From the entries below, copy every line that holds the word "JSON".

● Entries
%%

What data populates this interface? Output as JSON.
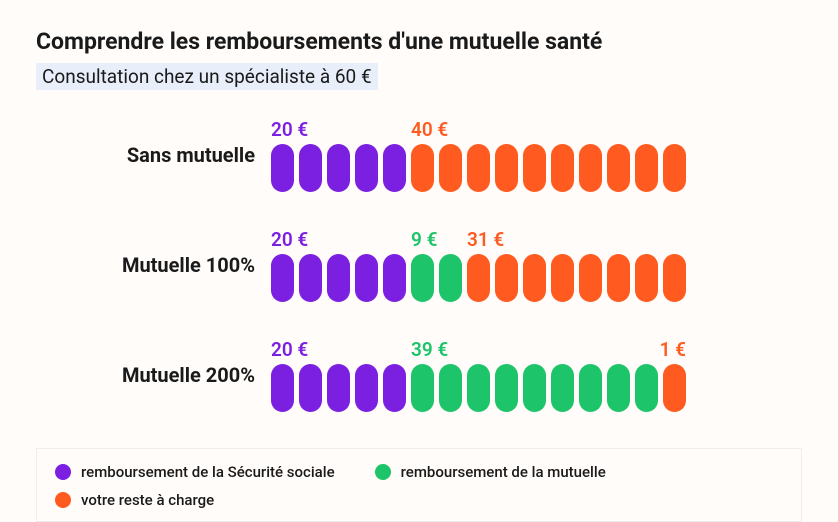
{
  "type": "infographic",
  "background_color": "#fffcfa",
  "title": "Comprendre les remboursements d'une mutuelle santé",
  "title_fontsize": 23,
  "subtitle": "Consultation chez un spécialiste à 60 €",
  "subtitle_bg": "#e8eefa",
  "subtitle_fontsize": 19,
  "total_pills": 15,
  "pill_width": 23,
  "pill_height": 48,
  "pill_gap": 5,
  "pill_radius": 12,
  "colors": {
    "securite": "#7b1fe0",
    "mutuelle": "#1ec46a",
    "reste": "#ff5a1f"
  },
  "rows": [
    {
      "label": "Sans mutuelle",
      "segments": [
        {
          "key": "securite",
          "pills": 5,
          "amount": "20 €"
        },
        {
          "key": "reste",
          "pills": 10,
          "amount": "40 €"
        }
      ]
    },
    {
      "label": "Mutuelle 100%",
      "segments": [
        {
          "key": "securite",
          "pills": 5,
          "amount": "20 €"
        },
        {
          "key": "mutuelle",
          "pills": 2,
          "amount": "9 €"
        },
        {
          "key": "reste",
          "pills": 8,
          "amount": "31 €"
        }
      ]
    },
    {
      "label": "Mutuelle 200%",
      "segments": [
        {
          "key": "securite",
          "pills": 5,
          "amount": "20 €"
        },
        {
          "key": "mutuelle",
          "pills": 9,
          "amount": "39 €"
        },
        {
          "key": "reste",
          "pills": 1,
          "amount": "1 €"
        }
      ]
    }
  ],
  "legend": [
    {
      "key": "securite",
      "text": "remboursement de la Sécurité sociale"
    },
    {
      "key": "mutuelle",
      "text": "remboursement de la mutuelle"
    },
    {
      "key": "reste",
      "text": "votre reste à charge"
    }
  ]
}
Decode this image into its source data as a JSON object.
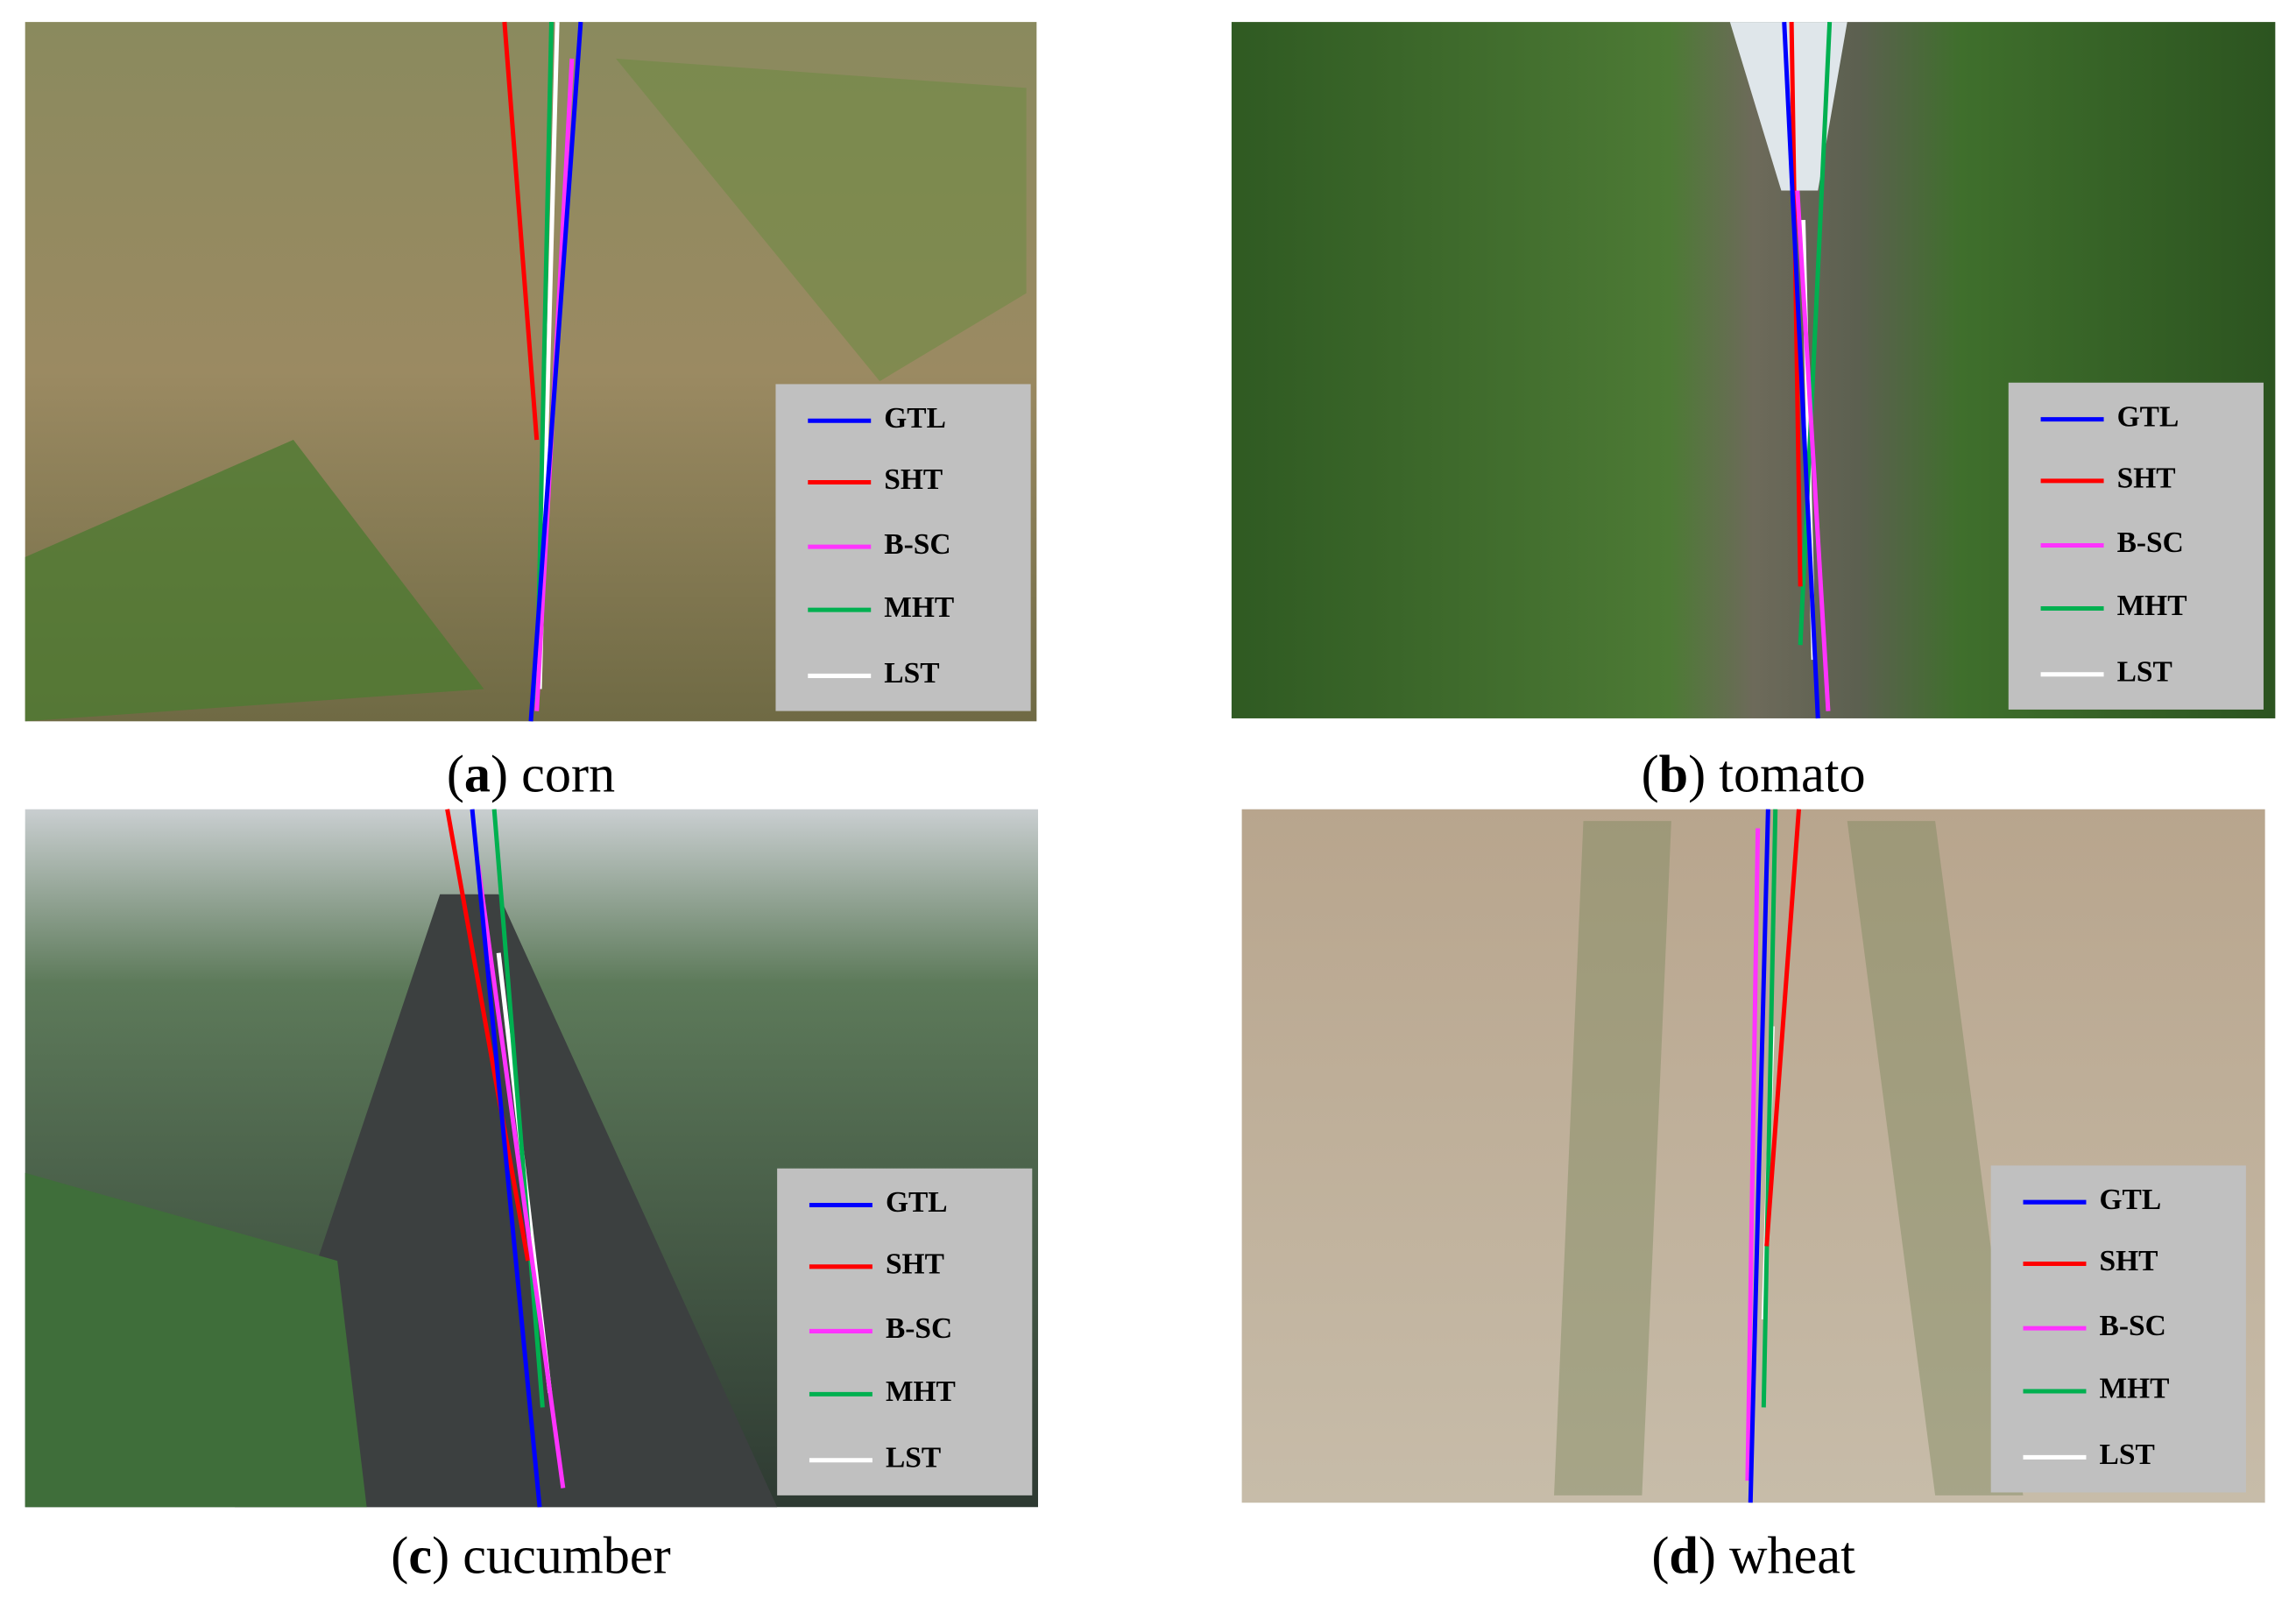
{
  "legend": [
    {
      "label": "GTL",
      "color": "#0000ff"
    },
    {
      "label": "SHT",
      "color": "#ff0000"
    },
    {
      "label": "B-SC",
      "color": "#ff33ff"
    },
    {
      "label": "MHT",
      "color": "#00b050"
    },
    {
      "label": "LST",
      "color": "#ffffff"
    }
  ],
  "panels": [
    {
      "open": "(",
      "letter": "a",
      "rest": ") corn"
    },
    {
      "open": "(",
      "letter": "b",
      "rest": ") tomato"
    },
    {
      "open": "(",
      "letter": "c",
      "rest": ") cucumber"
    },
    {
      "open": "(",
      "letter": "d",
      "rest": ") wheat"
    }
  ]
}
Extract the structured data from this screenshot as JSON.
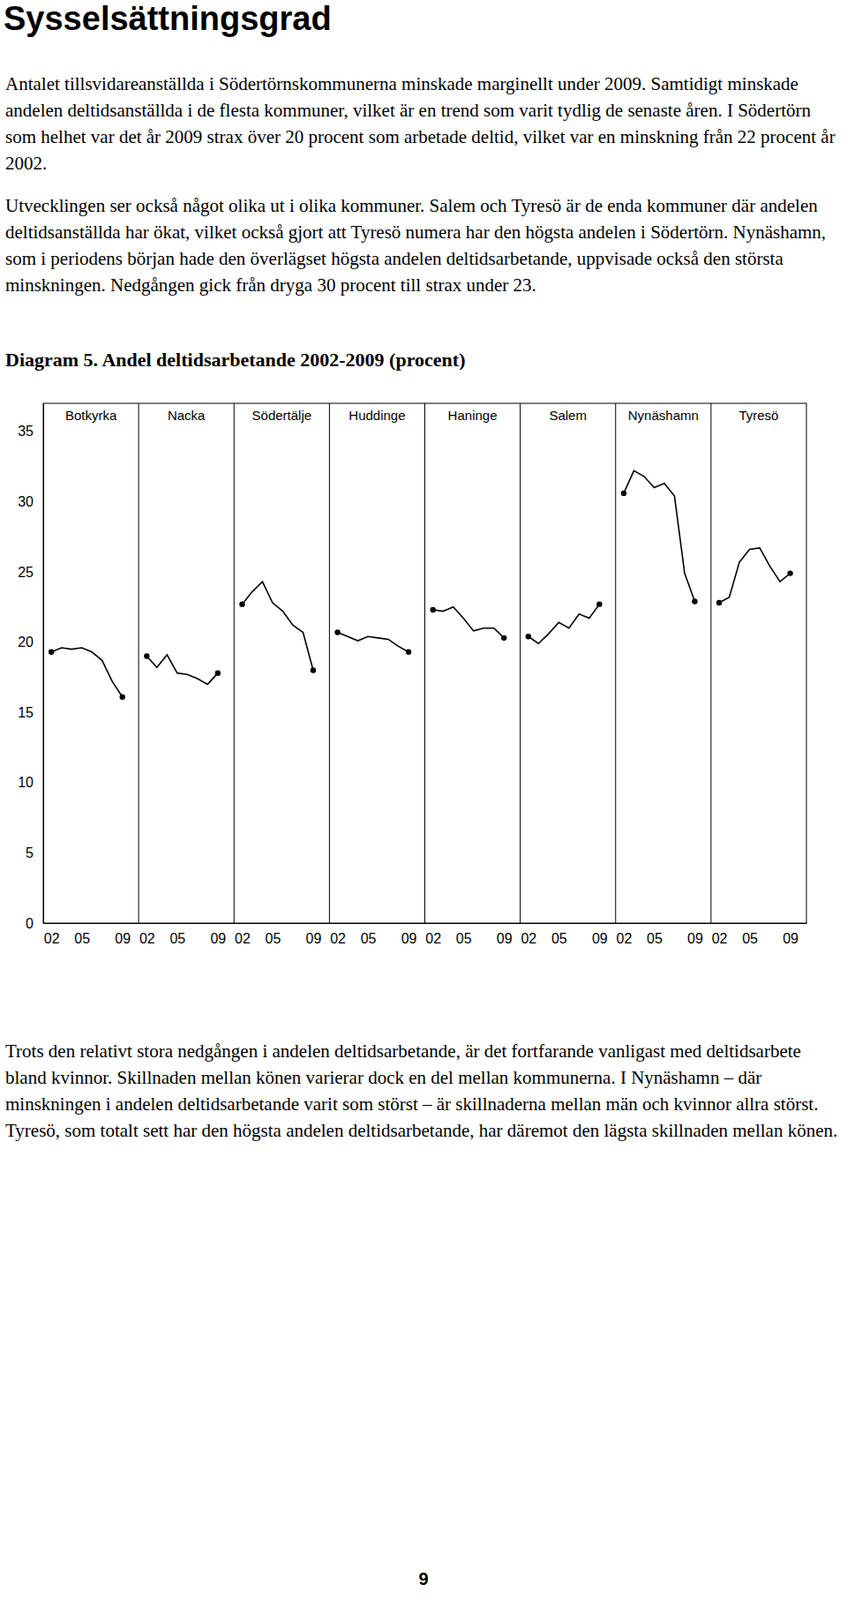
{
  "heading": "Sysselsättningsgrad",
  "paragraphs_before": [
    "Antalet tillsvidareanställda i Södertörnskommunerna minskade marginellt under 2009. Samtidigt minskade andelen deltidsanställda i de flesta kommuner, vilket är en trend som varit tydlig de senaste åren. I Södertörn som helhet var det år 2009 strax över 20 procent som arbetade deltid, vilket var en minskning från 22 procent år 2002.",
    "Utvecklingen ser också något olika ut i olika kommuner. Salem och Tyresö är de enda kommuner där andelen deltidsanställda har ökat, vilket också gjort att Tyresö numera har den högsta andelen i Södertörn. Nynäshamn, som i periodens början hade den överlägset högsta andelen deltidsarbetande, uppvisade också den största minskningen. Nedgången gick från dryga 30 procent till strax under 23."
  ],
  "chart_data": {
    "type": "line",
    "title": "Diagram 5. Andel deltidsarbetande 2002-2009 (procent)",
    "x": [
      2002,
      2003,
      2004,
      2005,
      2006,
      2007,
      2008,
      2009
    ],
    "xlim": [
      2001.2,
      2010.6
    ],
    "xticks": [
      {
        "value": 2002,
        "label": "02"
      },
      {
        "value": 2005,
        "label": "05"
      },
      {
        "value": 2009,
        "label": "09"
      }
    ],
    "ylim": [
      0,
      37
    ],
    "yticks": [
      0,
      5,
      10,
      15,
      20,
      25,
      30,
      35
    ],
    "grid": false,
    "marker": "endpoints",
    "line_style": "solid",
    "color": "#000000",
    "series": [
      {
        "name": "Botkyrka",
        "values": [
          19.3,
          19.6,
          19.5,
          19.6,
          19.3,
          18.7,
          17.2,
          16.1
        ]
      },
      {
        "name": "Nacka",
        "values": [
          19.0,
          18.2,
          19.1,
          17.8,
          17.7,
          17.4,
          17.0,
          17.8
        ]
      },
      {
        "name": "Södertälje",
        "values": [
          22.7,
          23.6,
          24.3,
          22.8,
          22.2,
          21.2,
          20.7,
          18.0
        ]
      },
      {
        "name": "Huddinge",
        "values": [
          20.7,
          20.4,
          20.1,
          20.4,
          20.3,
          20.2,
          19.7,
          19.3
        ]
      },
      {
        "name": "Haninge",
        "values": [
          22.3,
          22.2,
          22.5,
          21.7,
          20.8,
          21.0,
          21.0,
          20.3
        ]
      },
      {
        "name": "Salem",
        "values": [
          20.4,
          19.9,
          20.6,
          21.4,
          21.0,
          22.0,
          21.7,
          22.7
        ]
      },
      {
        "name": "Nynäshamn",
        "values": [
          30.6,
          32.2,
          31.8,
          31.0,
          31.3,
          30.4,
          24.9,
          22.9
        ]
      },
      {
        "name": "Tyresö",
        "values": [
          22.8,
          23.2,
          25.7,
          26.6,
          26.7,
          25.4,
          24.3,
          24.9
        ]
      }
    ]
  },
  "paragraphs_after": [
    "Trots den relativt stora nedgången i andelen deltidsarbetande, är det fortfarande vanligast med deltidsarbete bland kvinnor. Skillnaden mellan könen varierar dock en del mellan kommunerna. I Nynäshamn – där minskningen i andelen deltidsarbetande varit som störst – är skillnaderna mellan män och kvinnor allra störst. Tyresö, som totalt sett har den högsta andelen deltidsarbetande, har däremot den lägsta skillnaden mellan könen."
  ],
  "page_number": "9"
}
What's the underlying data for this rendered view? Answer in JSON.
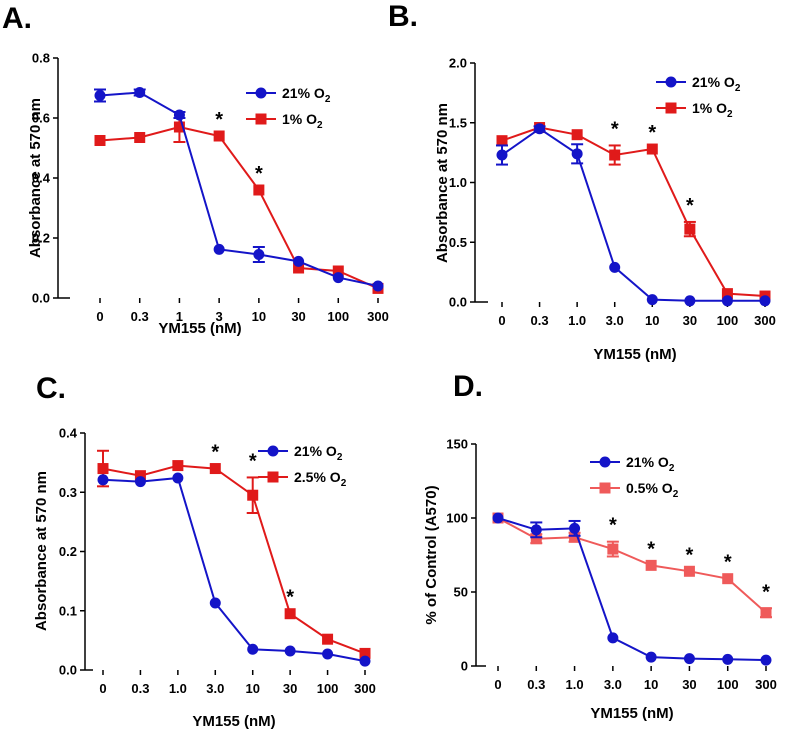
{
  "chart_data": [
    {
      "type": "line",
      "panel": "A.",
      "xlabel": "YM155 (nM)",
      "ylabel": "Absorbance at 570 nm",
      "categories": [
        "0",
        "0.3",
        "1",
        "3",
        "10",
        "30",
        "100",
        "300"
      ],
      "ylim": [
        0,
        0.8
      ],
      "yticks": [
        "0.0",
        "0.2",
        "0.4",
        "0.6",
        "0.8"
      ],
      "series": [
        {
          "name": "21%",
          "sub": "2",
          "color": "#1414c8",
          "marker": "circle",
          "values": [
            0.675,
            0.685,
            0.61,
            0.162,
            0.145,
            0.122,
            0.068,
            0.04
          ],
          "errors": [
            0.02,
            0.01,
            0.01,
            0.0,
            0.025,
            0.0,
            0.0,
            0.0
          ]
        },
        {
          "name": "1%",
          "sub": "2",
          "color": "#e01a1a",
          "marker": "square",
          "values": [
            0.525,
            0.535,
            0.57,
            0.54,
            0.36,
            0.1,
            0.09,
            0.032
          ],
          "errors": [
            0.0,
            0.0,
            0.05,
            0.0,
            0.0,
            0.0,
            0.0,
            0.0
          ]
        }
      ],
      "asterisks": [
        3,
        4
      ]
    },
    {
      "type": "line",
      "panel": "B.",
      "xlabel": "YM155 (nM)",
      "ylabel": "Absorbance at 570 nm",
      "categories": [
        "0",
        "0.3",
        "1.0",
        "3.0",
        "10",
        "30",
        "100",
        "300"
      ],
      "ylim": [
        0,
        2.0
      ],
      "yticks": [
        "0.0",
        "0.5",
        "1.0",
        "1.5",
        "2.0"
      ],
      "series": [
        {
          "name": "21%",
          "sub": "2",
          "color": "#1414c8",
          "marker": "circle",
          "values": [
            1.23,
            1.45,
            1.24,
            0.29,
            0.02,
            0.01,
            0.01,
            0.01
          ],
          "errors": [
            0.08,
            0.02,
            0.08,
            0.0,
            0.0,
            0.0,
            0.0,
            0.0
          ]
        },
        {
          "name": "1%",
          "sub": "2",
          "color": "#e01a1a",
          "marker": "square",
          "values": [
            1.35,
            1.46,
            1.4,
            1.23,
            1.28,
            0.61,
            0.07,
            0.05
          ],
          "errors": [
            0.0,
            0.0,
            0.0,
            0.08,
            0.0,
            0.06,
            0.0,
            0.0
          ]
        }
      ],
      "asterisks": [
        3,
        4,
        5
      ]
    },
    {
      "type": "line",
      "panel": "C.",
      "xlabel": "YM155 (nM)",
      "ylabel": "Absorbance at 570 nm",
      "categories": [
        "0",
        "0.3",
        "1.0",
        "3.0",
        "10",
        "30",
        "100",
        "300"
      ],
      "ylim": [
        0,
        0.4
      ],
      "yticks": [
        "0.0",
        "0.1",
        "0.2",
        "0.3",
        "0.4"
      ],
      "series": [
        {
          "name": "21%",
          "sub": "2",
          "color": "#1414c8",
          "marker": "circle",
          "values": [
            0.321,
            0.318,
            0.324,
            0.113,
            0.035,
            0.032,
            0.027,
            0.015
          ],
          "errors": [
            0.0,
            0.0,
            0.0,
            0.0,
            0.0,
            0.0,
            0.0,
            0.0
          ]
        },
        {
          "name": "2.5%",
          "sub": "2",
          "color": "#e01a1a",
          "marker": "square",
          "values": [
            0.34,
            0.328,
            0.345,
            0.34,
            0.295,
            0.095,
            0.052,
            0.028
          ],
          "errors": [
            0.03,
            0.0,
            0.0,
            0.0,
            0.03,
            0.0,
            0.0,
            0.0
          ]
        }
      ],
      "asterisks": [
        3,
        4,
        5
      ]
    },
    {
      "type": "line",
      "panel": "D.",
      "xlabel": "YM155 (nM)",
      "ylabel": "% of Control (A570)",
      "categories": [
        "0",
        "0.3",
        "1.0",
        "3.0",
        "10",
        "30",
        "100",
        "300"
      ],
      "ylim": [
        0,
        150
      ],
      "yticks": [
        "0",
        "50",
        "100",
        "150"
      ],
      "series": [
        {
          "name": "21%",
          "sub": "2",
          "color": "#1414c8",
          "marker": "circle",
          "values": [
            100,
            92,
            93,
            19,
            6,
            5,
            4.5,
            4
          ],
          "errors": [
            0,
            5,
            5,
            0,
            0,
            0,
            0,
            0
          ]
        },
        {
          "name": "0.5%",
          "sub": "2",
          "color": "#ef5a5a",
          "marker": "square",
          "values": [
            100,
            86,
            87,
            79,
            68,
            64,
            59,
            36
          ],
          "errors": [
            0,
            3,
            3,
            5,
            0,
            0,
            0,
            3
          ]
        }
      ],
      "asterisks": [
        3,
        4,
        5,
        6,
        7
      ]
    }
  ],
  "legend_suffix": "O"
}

%%

● Solution to this problem
What data populates this interface? Output as JSON.
Decode this image into its source data as a JSON object.
Extract the structured data from this screenshot as JSON.
What's the underlying data for this rendered view? Answer in JSON.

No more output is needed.